REQUIREMENTS:
Repeat each record below exactly, dropping the pictures.

>>>

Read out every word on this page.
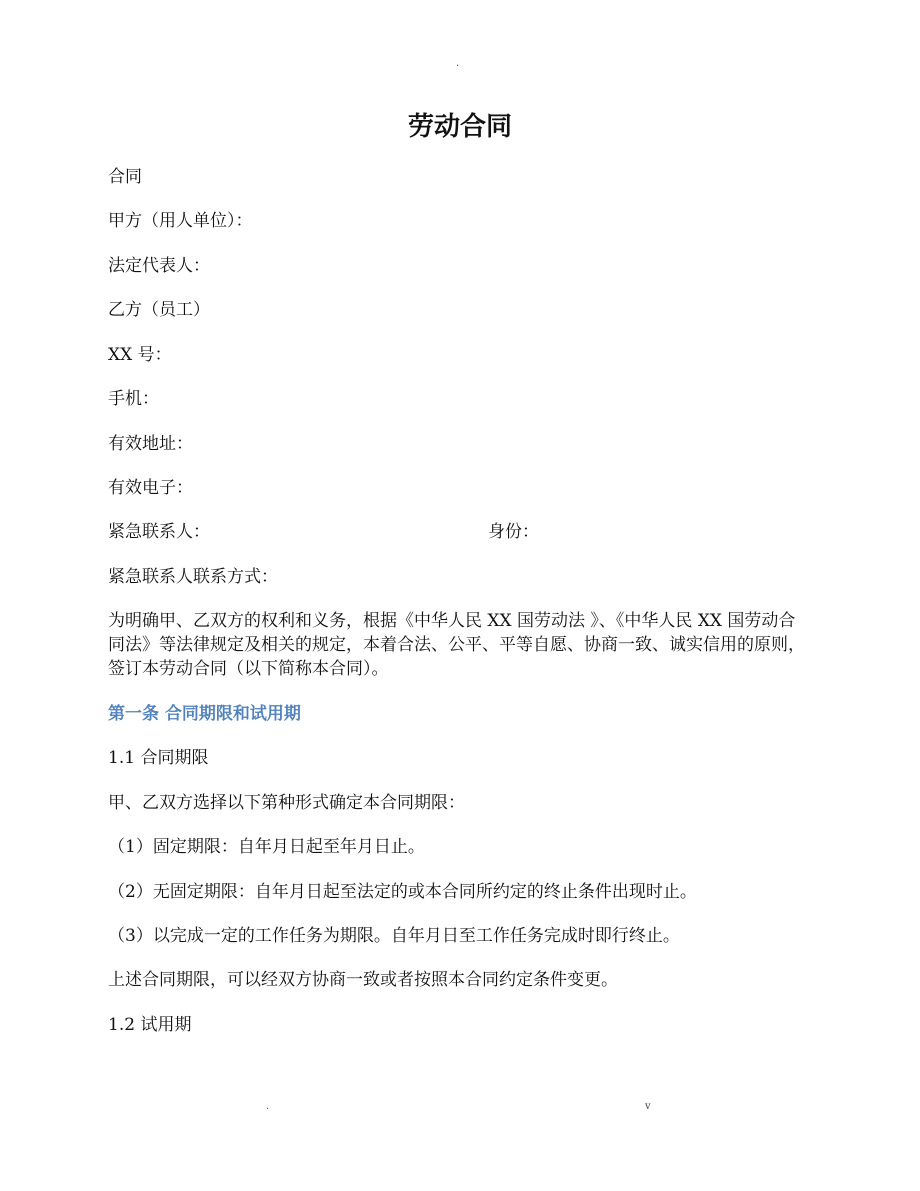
.
劳动合同
合同
甲方（用人单位）：
法定代表人：
乙方（员工）
XX 号：
手机：
有效地址：
有效电子：
紧急联系人：	身份：
紧急联系人联系方式：
为明确甲、乙双方的权利和义务，根据《中华人民 XX 国劳动法 》、《中华人民 XX 国劳动合同法》等法律规定及相关的规定，本着合法、公平、平等自愿、协商一致、诚实信用的原则，签订本劳动合同（以下简称本合同）。
第一条 合同期限和试用期
1.1 合同期限
甲、乙双方选择以下第种形式确定本合同期限：
（1）固定期限：自年月日起至年月日止。
（2）无固定期限：自年月日起至法定的或本合同所约定的终止条件出现时止。
（3）以完成一定的工作任务为期限。自年月日至工作任务完成时即行终止。
上述合同期限，可以经双方协商一致或者按照本合同约定条件变更。
1.2 试用期
.	v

<<<

CORRECT RESPONSE:
Read out every word on this page.
.
劳动合同
合同
甲方（用人单位）：
法定代表人：
乙方（员工）
XX 号：
手机：
有效地址：
有效电子：
紧急联系人：	身份：
紧急联系人联系方式：
为明确甲、乙双方的权利和义务，根据《中华人民 XX 国劳动法 》、《中华人民 XX 国劳动合同法》等法律规定及相关的规定，本着合法、公平、平等自愿、协商一致、诚实信用的原则，签订本劳动合同（以下简称本合同）。
第一条 合同期限和试用期
1.1 合同期限
甲、乙双方选择以下第种形式确定本合同期限：
（1）固定期限：自年月日起至年月日止。
（2）无固定期限：自年月日起至法定的或本合同所约定的终止条件出现时止。
（3）以完成一定的工作任务为期限。自年月日至工作任务完成时即行终止。
上述合同期限，可以经双方协商一致或者按照本合同约定条件变更。
1.2 试用期
.	v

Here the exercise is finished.